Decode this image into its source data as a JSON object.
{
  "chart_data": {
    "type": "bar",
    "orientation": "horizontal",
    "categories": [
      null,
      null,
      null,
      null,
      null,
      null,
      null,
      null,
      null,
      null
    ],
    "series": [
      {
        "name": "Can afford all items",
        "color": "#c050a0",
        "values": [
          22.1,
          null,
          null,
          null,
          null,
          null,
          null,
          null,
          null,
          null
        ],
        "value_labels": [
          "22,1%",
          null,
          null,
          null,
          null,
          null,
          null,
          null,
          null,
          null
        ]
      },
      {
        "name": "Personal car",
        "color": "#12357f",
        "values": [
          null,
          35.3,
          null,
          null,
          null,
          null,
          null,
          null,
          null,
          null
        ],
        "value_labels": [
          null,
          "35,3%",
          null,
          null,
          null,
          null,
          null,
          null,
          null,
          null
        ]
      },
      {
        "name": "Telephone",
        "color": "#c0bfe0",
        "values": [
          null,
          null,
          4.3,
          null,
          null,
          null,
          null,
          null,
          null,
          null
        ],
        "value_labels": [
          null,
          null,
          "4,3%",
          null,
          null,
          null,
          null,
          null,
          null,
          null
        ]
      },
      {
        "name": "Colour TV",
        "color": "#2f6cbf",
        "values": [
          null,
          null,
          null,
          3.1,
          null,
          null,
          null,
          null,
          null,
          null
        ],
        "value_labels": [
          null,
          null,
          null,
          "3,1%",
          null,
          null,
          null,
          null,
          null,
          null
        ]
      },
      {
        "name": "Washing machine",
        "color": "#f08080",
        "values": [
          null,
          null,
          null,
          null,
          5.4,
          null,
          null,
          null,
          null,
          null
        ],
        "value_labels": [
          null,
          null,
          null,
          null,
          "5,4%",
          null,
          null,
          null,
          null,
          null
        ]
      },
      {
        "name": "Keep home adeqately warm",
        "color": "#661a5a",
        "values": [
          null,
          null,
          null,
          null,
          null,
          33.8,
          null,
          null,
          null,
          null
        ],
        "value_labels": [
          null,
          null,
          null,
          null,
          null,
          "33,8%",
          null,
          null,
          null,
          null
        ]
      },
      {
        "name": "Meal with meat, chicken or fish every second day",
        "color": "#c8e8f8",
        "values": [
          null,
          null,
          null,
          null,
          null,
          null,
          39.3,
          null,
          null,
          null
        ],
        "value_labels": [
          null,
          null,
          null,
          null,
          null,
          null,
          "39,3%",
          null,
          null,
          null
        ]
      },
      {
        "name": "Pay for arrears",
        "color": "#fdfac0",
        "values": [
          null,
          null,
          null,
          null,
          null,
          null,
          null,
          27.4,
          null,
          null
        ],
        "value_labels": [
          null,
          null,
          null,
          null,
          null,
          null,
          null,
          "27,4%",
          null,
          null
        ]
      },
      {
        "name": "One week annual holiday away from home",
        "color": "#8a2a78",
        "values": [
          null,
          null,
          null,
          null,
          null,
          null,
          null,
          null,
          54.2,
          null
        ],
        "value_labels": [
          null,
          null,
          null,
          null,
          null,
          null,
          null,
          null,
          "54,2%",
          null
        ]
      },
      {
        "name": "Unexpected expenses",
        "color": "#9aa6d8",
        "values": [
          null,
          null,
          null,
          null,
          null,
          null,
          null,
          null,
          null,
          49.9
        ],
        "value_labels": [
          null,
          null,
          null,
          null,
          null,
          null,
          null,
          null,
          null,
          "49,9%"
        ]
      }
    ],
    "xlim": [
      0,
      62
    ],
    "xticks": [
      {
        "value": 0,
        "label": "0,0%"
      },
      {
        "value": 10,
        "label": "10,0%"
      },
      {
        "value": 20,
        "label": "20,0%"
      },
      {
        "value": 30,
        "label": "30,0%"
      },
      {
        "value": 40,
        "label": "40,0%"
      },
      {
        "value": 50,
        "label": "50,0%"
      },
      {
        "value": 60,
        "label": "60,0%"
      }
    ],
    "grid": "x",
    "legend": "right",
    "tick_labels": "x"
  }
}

Aim of the exercise:
Identify all lines where the word "name" shows up. Copy them.

Solved problem:
        "name": "Can afford all items",
        "name": "Personal car",
        "name": "Telephone",
        "name": "Colour TV",
        "name": "Washing machine",
        "name": "Keep home adeqately warm",
        "name": "Meal with meat, chicken or fish every second day",
        "name": "Pay for arrears",
        "name": "One week annual holiday away from home",
        "name": "Unexpected expenses",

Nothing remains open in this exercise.